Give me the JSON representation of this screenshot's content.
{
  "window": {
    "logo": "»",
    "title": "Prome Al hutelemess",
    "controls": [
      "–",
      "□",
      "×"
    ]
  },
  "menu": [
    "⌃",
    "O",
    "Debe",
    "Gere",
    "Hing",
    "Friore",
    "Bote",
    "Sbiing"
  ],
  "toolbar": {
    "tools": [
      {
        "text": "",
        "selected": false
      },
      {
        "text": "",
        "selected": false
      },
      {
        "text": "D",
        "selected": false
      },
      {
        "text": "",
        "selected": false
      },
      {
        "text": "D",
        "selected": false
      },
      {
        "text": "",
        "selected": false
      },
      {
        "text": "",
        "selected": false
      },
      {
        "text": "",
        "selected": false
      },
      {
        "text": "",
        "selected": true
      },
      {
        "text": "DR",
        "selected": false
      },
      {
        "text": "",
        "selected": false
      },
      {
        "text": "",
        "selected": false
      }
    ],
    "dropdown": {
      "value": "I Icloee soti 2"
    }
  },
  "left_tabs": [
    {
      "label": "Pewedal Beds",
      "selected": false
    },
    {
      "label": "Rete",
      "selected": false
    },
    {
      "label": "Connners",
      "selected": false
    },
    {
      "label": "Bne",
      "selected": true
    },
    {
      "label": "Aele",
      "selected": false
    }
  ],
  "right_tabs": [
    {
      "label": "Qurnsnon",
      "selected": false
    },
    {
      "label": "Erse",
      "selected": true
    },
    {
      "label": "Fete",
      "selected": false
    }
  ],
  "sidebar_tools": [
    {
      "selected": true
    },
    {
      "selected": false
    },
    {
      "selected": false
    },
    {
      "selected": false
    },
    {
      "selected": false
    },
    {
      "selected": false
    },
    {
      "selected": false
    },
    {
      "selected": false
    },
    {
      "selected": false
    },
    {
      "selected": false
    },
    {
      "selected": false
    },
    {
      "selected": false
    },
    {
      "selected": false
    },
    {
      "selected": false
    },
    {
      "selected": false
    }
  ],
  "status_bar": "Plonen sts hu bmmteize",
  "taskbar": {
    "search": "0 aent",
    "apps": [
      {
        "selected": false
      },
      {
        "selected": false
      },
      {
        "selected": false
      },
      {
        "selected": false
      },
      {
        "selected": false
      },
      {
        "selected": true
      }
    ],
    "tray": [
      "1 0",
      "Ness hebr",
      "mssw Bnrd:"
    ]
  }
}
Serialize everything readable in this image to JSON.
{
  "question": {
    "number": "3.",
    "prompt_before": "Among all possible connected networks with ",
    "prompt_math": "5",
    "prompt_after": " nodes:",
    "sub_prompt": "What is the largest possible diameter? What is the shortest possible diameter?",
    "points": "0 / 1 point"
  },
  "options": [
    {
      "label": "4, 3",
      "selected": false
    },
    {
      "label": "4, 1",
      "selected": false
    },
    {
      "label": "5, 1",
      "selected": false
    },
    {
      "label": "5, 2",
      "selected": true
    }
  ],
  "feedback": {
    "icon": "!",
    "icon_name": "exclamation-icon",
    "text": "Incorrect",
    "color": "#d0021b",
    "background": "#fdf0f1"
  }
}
------------------------
*Written instruction*
Output all records verbatim.

*Answer to this exercise*
Give me the JSON representation of this screenshot's content.
{
  "window": {
    "logo": "»",
    "title": "Prome Al hutelemess",
    "controls": [
      "–",
      "□",
      "×"
    ]
  },
  "menu": [
    "⌃",
    "O",
    "Debe",
    "Gere",
    "Hing",
    "Friore",
    "Bote",
    "Sbiing"
  ],
  "toolbar": {
    "tools": [
      {
        "text": "",
        "selected": false
      },
      {
        "text": "",
        "selected": false
      },
      {
        "text": "D",
        "selected": false
      },
      {
        "text": "",
        "selected": false
      },
      {
        "text": "D",
        "selected": false
      },
      {
        "text": "",
        "selected": false
      },
      {
        "text": "",
        "selected": false
      },
      {
        "text": "",
        "selected": false
      },
      {
        "text": "",
        "selected": true
      },
      {
        "text": "DR",
        "selected": false
      },
      {
        "text": "",
        "selected": false
      },
      {
        "text": "",
        "selected": false
      }
    ],
    "dropdown": {
      "value": "I Icloee soti 2"
    }
  },
  "left_tabs": [
    {
      "label": "Pewedal Beds",
      "selected": false
    },
    {
      "label": "Rete",
      "selected": false
    },
    {
      "label": "Connners",
      "selected": false
    },
    {
      "label": "Bne",
      "selected": true
    },
    {
      "label": "Aele",
      "selected": false
    }
  ],
  "right_tabs": [
    {
      "label": "Qurnsnon",
      "selected": false
    },
    {
      "label": "Erse",
      "selected": true
    },
    {
      "label": "Fete",
      "selected": false
    }
  ],
  "sidebar_tools": [
    {
      "selected": true
    },
    {
      "selected": false
    },
    {
      "selected": false
    },
    {
      "selected": false
    },
    {
      "selected": false
    },
    {
      "selected": false
    },
    {
      "selected": false
    },
    {
      "selected": false
    },
    {
      "selected": false
    },
    {
      "selected": false
    },
    {
      "selected": false
    },
    {
      "selected": false
    },
    {
      "selected": false
    },
    {
      "selected": false
    },
    {
      "selected": false
    }
  ],
  "status_bar": "Plonen sts hu bmmteize",
  "taskbar": {
    "search": "0 aent",
    "apps": [
      {
        "selected": false
      },
      {
        "selected": false
      },
      {
        "selected": false
      },
      {
        "selected": false
      },
      {
        "selected": false
      },
      {
        "selected": true
      }
    ],
    "tray": [
      "1 0",
      "Ness hebr",
      "mssw Bnrd:"
    ]
  }
}
Serialize everything readable in this image to JSON.
{
  "question": {
    "number": "3.",
    "prompt_before": "Among all possible connected networks with ",
    "prompt_math": "5",
    "prompt_after": " nodes:",
    "sub_prompt": "What is the largest possible diameter? What is the shortest possible diameter?",
    "points": "0 / 1 point"
  },
  "options": [
    {
      "label": "4, 3",
      "selected": false
    },
    {
      "label": "4, 1",
      "selected": false
    },
    {
      "label": "5, 1",
      "selected": false
    },
    {
      "label": "5, 2",
      "selected": true
    }
  ],
  "feedback": {
    "icon": "!",
    "icon_name": "exclamation-icon",
    "text": "Incorrect",
    "color": "#d0021b",
    "background": "#fdf0f1"
  }
}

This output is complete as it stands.